• [Given problem]
The records below are to be copied word for word, with every picture left out.

• [Record list]
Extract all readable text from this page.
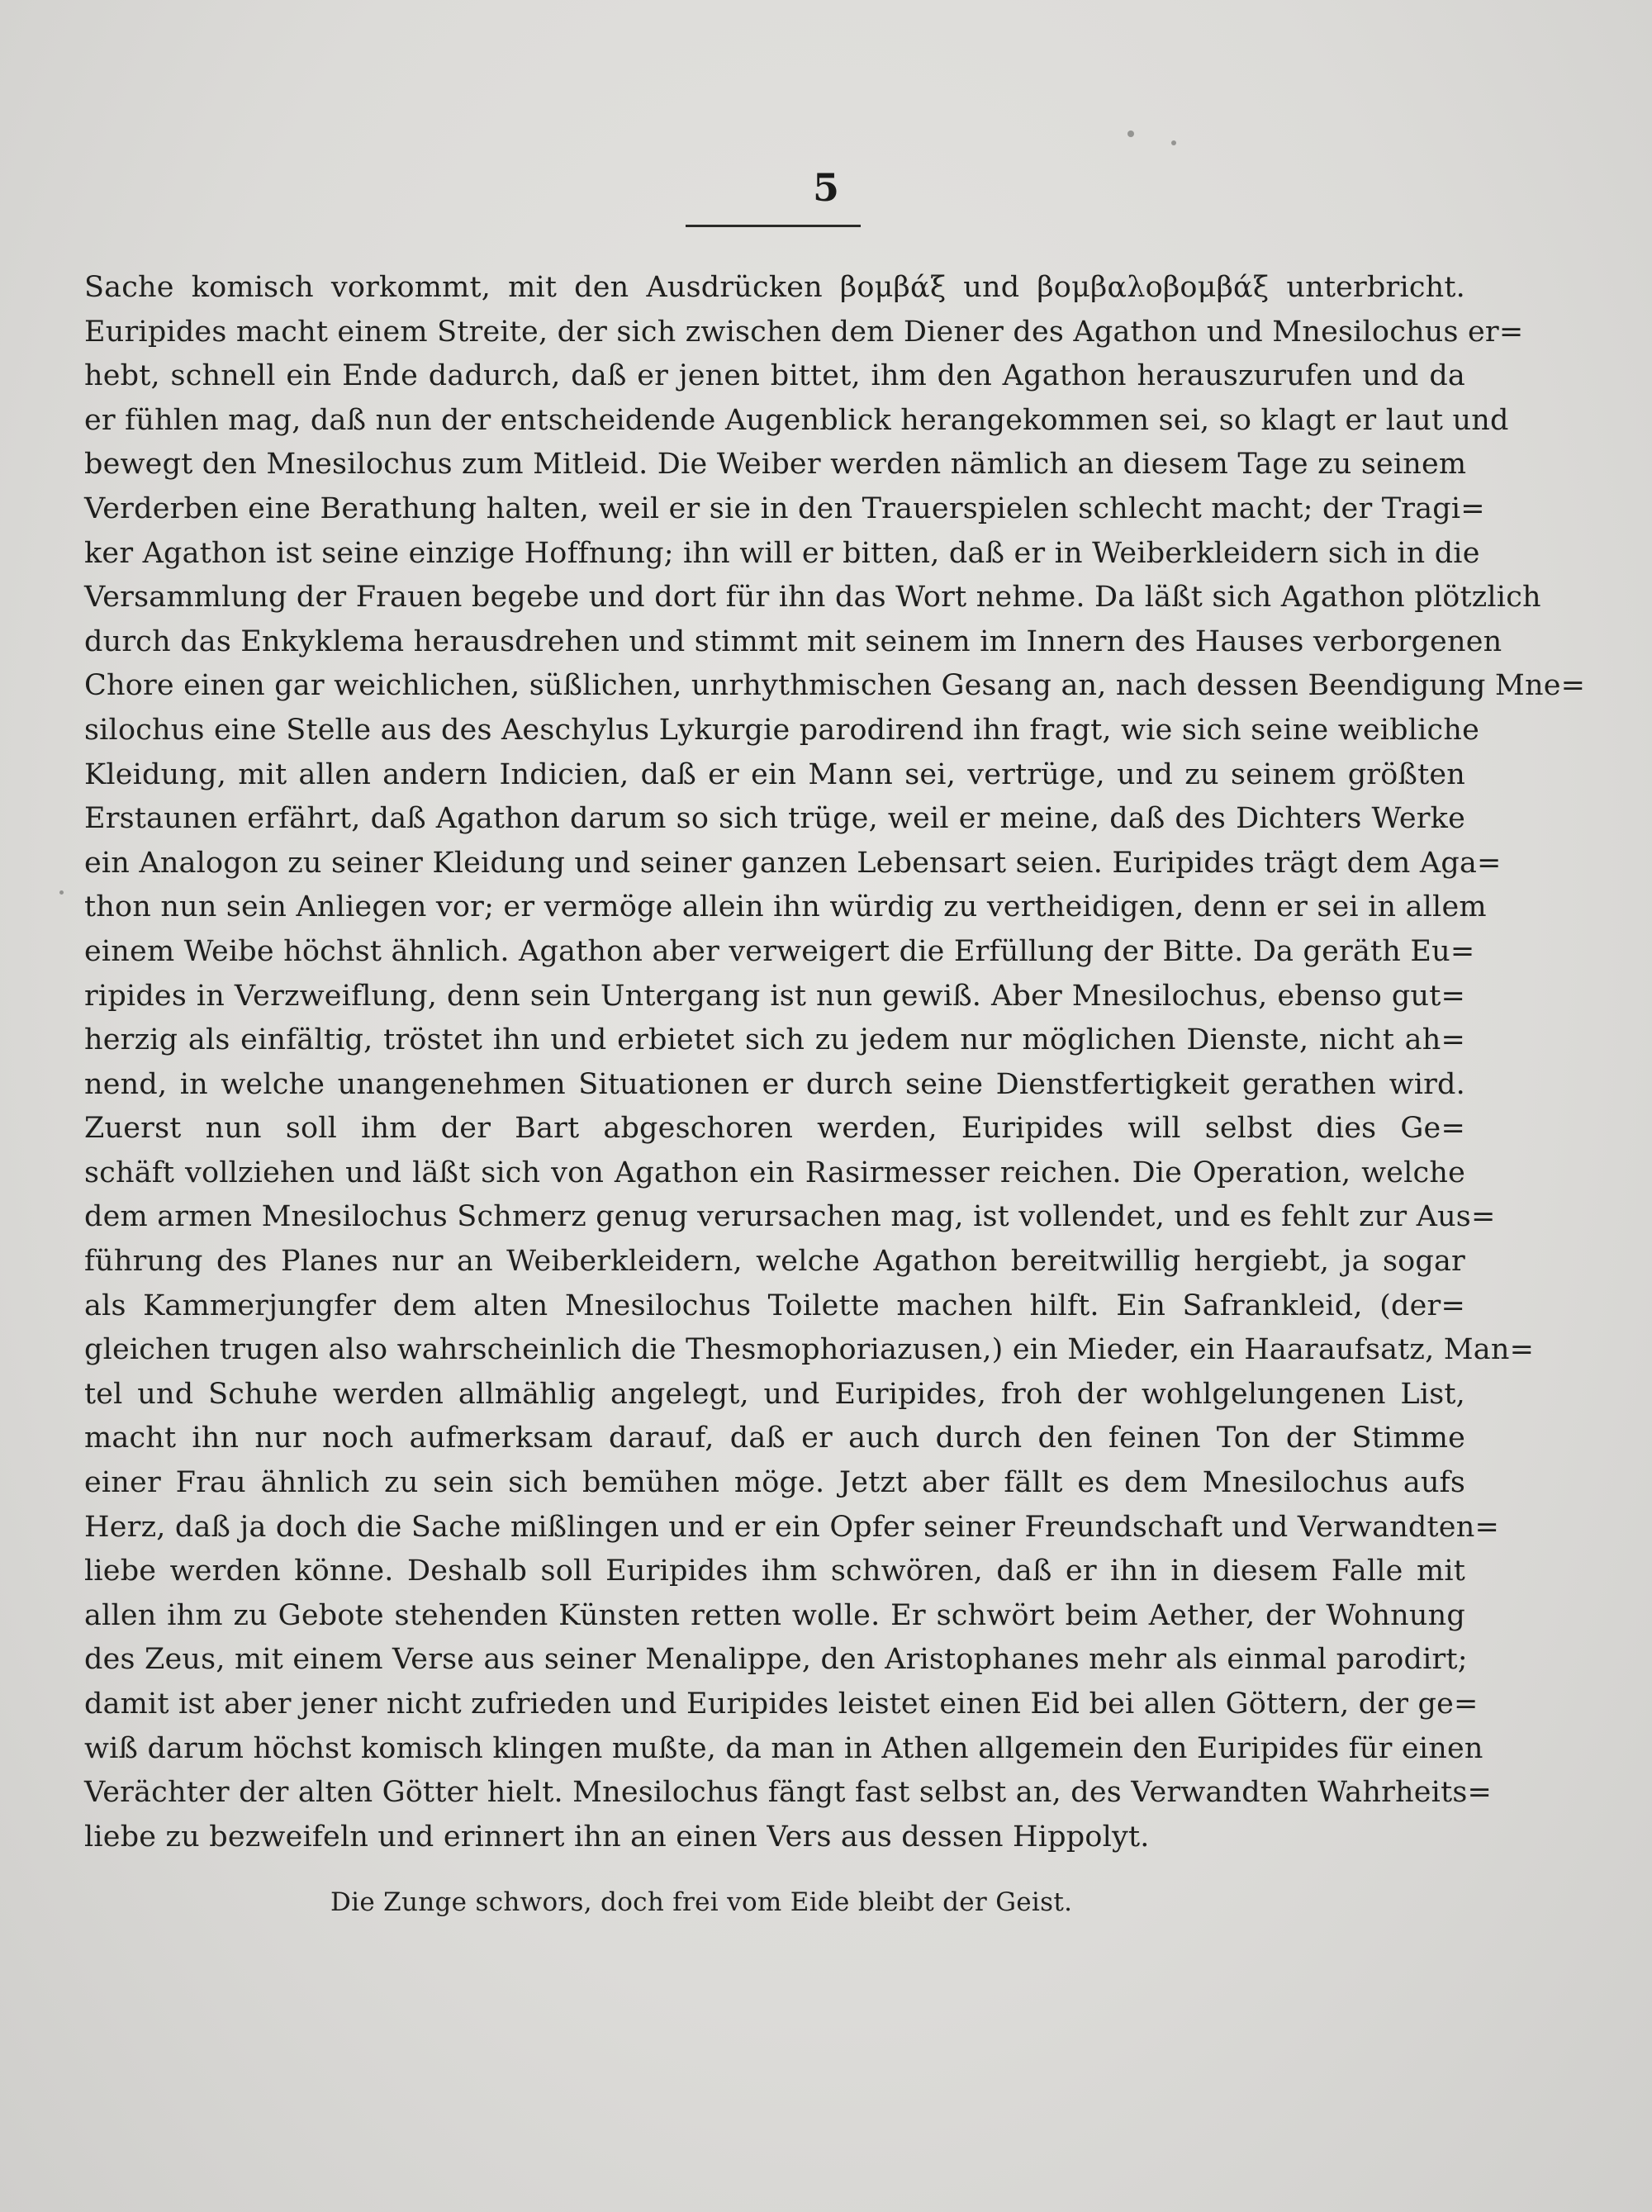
5
Sache komisch vorkommt, mit den Ausdrücken βομβάξ und βομβαλοβομβάξ unterbricht.
Euripides macht einem Streite, der sich zwischen dem Diener des Agathon und Mnesilochus er=
hebt, schnell ein Ende dadurch, daß er jenen bittet, ihm den Agathon herauszurufen und da
er fühlen mag, daß nun der entscheidende Augenblick herangekommen sei, so klagt er laut und
bewegt den Mnesilochus zum Mitleid. Die Weiber werden nämlich an diesem Tage zu seinem
Verderben eine Berathung halten, weil er sie in den Trauerspielen schlecht macht; der Tragi=
ker Agathon ist seine einzige Hoffnung; ihn will er bitten, daß er in Weiberkleidern sich in die
Versammlung der Frauen begebe und dort für ihn das Wort nehme. Da läßt sich Agathon plötzlich
durch das Enkyklema herausdrehen und stimmt mit seinem im Innern des Hauses verborgenen
Chore einen gar weichlichen, süßlichen, unrhythmischen Gesang an, nach dessen Beendigung Mne=
silochus eine Stelle aus des Aeschylus Lykurgie parodirend ihn fragt, wie sich seine weibliche
Kleidung, mit allen andern Indicien, daß er ein Mann sei, vertrüge, und zu seinem größten
Erstaunen erfährt, daß Agathon darum so sich trüge, weil er meine, daß des Dichters Werke
ein Analogon zu seiner Kleidung und seiner ganzen Lebensart seien. Euripides trägt dem Aga=
thon nun sein Anliegen vor; er vermöge allein ihn würdig zu vertheidigen, denn er sei in allem
einem Weibe höchst ähnlich. Agathon aber verweigert die Erfüllung der Bitte. Da geräth Eu=
ripides in Verzweiflung, denn sein Untergang ist nun gewiß. Aber Mnesilochus, ebenso gut=
herzig als einfältig, tröstet ihn und erbietet sich zu jedem nur möglichen Dienste, nicht ah=
nend, in welche unangenehmen Situationen er durch seine Dienstfertigkeit gerathen wird.
Zuerst nun soll ihm der Bart abgeschoren werden, Euripides will selbst dies Ge=
schäft vollziehen und läßt sich von Agathon ein Rasirmesser reichen. Die Operation, welche
dem armen Mnesilochus Schmerz genug verursachen mag, ist vollendet, und es fehlt zur Aus=
führung des Planes nur an Weiberkleidern, welche Agathon bereitwillig hergiebt, ja sogar
als Kammerjungfer dem alten Mnesilochus Toilette machen hilft. Ein Safrankleid, (der=
gleichen trugen also wahrscheinlich die Thesmophoriazusen,) ein Mieder, ein Haaraufsatz, Man=
tel und Schuhe werden allmählig angelegt, und Euripides, froh der wohlgelungenen List,
macht ihn nur noch aufmerksam darauf, daß er auch durch den feinen Ton der Stimme
einer Frau ähnlich zu sein sich bemühen möge. Jetzt aber fällt es dem Mnesilochus aufs
Herz, daß ja doch die Sache mißlingen und er ein Opfer seiner Freundschaft und Verwandten=
liebe werden könne. Deshalb soll Euripides ihm schwören, daß er ihn in diesem Falle mit
allen ihm zu Gebote stehenden Künsten retten wolle. Er schwört beim Aether, der Wohnung
des Zeus, mit einem Verse aus seiner Menalippe, den Aristophanes mehr als einmal parodirt;
damit ist aber jener nicht zufrieden und Euripides leistet einen Eid bei allen Göttern, der ge=
wiß darum höchst komisch klingen mußte, da man in Athen allgemein den Euripides für einen
Verächter der alten Götter hielt. Mnesilochus fängt fast selbst an, des Verwandten Wahrheits=
liebe zu bezweifeln und erinnert ihn an einen Vers aus dessen Hippolyt.
Die Zunge schwors, doch frei vom Eide bleibt der Geist.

• [Answer in full]
Extract all readable text from this page.
5
Sache komisch vorkommt, mit den Ausdrücken βομβάξ und βομβαλοβομβάξ unterbricht.
Euripides macht einem Streite, der sich zwischen dem Diener des Agathon und Mnesilochus er=
hebt, schnell ein Ende dadurch, daß er jenen bittet, ihm den Agathon herauszurufen und da
er fühlen mag, daß nun der entscheidende Augenblick herangekommen sei, so klagt er laut und
bewegt den Mnesilochus zum Mitleid. Die Weiber werden nämlich an diesem Tage zu seinem
Verderben eine Berathung halten, weil er sie in den Trauerspielen schlecht macht; der Tragi=
ker Agathon ist seine einzige Hoffnung; ihn will er bitten, daß er in Weiberkleidern sich in die
Versammlung der Frauen begebe und dort für ihn das Wort nehme. Da läßt sich Agathon plötzlich
durch das Enkyklema herausdrehen und stimmt mit seinem im Innern des Hauses verborgenen
Chore einen gar weichlichen, süßlichen, unrhythmischen Gesang an, nach dessen Beendigung Mne=
silochus eine Stelle aus des Aeschylus Lykurgie parodirend ihn fragt, wie sich seine weibliche
Kleidung, mit allen andern Indicien, daß er ein Mann sei, vertrüge, und zu seinem größten
Erstaunen erfährt, daß Agathon darum so sich trüge, weil er meine, daß des Dichters Werke
ein Analogon zu seiner Kleidung und seiner ganzen Lebensart seien. Euripides trägt dem Aga=
thon nun sein Anliegen vor; er vermöge allein ihn würdig zu vertheidigen, denn er sei in allem
einem Weibe höchst ähnlich. Agathon aber verweigert die Erfüllung der Bitte. Da geräth Eu=
ripides in Verzweiflung, denn sein Untergang ist nun gewiß. Aber Mnesilochus, ebenso gut=
herzig als einfältig, tröstet ihn und erbietet sich zu jedem nur möglichen Dienste, nicht ah=
nend, in welche unangenehmen Situationen er durch seine Dienstfertigkeit gerathen wird.
Zuerst nun soll ihm der Bart abgeschoren werden, Euripides will selbst dies Ge=
schäft vollziehen und läßt sich von Agathon ein Rasirmesser reichen. Die Operation, welche
dem armen Mnesilochus Schmerz genug verursachen mag, ist vollendet, und es fehlt zur Aus=
führung des Planes nur an Weiberkleidern, welche Agathon bereitwillig hergiebt, ja sogar
als Kammerjungfer dem alten Mnesilochus Toilette machen hilft. Ein Safrankleid, (der=
gleichen trugen also wahrscheinlich die Thesmophoriazusen,) ein Mieder, ein Haaraufsatz, Man=
tel und Schuhe werden allmählig angelegt, und Euripides, froh der wohlgelungenen List,
macht ihn nur noch aufmerksam darauf, daß er auch durch den feinen Ton der Stimme
einer Frau ähnlich zu sein sich bemühen möge. Jetzt aber fällt es dem Mnesilochus aufs
Herz, daß ja doch die Sache mißlingen und er ein Opfer seiner Freundschaft und Verwandten=
liebe werden könne. Deshalb soll Euripides ihm schwören, daß er ihn in diesem Falle mit
allen ihm zu Gebote stehenden Künsten retten wolle. Er schwört beim Aether, der Wohnung
des Zeus, mit einem Verse aus seiner Menalippe, den Aristophanes mehr als einmal parodirt;
damit ist aber jener nicht zufrieden und Euripides leistet einen Eid bei allen Göttern, der ge=
wiß darum höchst komisch klingen mußte, da man in Athen allgemein den Euripides für einen
Verächter der alten Götter hielt. Mnesilochus fängt fast selbst an, des Verwandten Wahrheits=
liebe zu bezweifeln und erinnert ihn an einen Vers aus dessen Hippolyt.
Die Zunge schwors, doch frei vom Eide bleibt der Geist.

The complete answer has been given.